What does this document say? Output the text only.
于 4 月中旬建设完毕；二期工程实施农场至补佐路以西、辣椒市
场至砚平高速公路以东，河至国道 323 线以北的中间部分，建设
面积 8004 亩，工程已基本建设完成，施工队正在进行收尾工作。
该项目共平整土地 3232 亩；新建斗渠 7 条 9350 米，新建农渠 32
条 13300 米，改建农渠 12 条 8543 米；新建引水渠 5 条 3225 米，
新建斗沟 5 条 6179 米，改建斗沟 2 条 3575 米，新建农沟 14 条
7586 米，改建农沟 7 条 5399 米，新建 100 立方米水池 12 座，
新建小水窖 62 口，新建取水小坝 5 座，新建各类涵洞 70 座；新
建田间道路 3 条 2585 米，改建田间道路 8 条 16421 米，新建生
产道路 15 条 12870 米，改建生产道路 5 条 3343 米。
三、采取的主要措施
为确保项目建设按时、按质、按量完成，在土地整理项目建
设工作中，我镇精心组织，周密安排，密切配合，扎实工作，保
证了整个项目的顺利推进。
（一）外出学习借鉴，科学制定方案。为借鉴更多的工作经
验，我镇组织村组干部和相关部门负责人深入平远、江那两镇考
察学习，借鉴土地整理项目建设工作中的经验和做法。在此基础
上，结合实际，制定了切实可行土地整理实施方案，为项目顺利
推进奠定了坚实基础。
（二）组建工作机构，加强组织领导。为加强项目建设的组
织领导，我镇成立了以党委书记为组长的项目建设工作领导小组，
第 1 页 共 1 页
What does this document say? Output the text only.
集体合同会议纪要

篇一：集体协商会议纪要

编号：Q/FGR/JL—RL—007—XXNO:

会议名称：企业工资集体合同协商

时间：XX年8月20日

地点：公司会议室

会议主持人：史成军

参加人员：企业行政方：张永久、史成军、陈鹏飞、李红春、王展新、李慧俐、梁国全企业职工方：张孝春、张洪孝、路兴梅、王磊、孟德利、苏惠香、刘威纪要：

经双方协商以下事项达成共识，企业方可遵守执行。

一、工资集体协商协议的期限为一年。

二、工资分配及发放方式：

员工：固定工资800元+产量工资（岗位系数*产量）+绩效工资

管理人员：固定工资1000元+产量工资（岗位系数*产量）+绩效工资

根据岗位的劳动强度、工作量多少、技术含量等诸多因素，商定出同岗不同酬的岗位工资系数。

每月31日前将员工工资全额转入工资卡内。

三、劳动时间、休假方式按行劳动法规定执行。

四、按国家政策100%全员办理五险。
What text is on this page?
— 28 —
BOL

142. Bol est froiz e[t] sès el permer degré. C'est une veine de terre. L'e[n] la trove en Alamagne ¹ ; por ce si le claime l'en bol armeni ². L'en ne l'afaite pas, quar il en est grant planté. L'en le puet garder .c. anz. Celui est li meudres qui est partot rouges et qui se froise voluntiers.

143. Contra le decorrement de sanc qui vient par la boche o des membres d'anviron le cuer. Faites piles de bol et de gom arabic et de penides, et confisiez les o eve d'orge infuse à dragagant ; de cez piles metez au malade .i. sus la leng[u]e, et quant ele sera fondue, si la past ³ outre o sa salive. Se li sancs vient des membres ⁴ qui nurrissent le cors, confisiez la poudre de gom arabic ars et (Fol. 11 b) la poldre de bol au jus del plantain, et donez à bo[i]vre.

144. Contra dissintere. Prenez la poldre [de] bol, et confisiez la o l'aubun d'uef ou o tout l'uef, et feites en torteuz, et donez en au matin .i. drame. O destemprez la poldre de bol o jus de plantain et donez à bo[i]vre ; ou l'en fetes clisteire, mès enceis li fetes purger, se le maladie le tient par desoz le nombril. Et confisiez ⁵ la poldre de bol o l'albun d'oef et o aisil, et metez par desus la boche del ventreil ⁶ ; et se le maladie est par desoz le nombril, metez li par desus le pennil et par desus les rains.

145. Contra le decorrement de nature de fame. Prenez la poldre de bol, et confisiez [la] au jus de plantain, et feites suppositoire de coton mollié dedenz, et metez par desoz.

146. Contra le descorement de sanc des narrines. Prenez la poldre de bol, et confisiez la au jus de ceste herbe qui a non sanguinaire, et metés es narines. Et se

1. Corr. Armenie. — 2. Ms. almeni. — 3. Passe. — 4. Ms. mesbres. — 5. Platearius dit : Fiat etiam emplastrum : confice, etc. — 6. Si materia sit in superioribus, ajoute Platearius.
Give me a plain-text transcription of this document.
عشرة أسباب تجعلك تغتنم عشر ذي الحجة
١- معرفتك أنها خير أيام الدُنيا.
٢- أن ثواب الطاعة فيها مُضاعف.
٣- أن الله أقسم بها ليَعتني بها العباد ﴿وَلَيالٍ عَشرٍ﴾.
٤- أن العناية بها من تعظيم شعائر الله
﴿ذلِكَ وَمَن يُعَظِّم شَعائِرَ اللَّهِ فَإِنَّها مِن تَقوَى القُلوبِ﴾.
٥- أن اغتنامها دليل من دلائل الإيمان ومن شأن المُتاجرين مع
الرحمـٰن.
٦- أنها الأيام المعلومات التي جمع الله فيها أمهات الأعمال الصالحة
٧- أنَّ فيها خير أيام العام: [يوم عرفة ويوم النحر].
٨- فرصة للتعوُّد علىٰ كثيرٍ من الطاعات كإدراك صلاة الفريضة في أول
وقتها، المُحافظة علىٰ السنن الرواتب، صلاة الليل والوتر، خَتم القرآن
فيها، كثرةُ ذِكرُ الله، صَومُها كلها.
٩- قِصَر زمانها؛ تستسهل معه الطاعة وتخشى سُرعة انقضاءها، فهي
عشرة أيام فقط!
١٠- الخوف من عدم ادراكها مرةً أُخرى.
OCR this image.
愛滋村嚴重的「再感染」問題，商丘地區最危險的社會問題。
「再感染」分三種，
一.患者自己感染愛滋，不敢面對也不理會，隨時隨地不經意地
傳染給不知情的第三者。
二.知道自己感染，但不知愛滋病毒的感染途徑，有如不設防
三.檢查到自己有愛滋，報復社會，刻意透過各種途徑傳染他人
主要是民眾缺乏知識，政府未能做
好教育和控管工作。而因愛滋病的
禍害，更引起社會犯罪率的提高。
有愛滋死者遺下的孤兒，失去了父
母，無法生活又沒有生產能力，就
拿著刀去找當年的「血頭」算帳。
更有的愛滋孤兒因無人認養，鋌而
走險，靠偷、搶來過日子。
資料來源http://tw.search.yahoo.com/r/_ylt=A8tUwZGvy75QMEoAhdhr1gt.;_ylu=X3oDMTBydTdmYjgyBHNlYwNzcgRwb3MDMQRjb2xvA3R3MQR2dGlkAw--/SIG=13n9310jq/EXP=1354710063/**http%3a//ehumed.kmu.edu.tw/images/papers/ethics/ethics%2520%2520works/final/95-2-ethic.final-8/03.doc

------------------------------------

▸ **REQUIREMENT**:
Output the line holding "Give me a plain-text", then every later line through the end of the records above, exactly as given and nothing else.

▸ **SOLUTION FOR THIS PROBLEM**:
Give me a plain-text transcription of this document.
عشرة أسباب تجعلك تغتنم عشر ذي الحجة
١- معرفتك أنها خير أيام الدُنيا.
٢- أن ثواب الطاعة فيها مُضاعف.
٣- أن الله أقسم بها ليَعتني بها العباد ﴿وَلَيالٍ عَشرٍ﴾.
٤- أن العناية بها من تعظيم شعائر الله
﴿ذلِكَ وَمَن يُعَظِّم شَعائِرَ اللَّهِ فَإِنَّها مِن تَقوَى القُلوبِ﴾.
٥- أن اغتنامها دليل من دلائل الإيمان ومن شأن المُتاجرين مع
الرحمـٰن.
٦- أنها الأيام المعلومات التي جمع الله فيها أمهات الأعمال الصالحة
٧- أنَّ فيها خير أيام العام: [يوم عرفة ويوم النحر].
٨- فرصة للتعوُّد علىٰ كثيرٍ من الطاعات كإدراك صلاة الفريضة في أول
وقتها، المُحافظة علىٰ السنن الرواتب، صلاة الليل والوتر، خَتم القرآن
فيها، كثرةُ ذِكرُ الله، صَومُها كلها.
٩- قِصَر زمانها؛ تستسهل معه الطاعة وتخشى سُرعة انقضاءها، فهي
عشرة أيام فقط!
١٠- الخوف من عدم ادراكها مرةً أُخرى.
OCR this image.
愛滋村嚴重的「再感染」問題，商丘地區最危險的社會問題。
「再感染」分三種，
一.患者自己感染愛滋，不敢面對也不理會，隨時隨地不經意地
傳染給不知情的第三者。
二.知道自己感染，但不知愛滋病毒的感染途徑，有如不設防
三.檢查到自己有愛滋，報復社會，刻意透過各種途徑傳染他人
主要是民眾缺乏知識，政府未能做
好教育和控管工作。而因愛滋病的
禍害，更引起社會犯罪率的提高。
有愛滋死者遺下的孤兒，失去了父
母，無法生活又沒有生產能力，就
拿著刀去找當年的「血頭」算帳。
更有的愛滋孤兒因無人認養，鋌而
走險，靠偷、搶來過日子。
資料來源http://tw.search.yahoo.com/r/_ylt=A8tUwZGvy75QMEoAhdhr1gt.;_ylu=X3oDMTBydTdmYjgyBHNlYwNzcgRwb3MDMQRjb2xvA3R3MQR2dGlkAw--/SIG=13n9310jq/EXP=1354710063/**http%3a//ehumed.kmu.edu.tw/images/papers/ethics/ethics%2520%2520works/final/95-2-ethic.final-8/03.doc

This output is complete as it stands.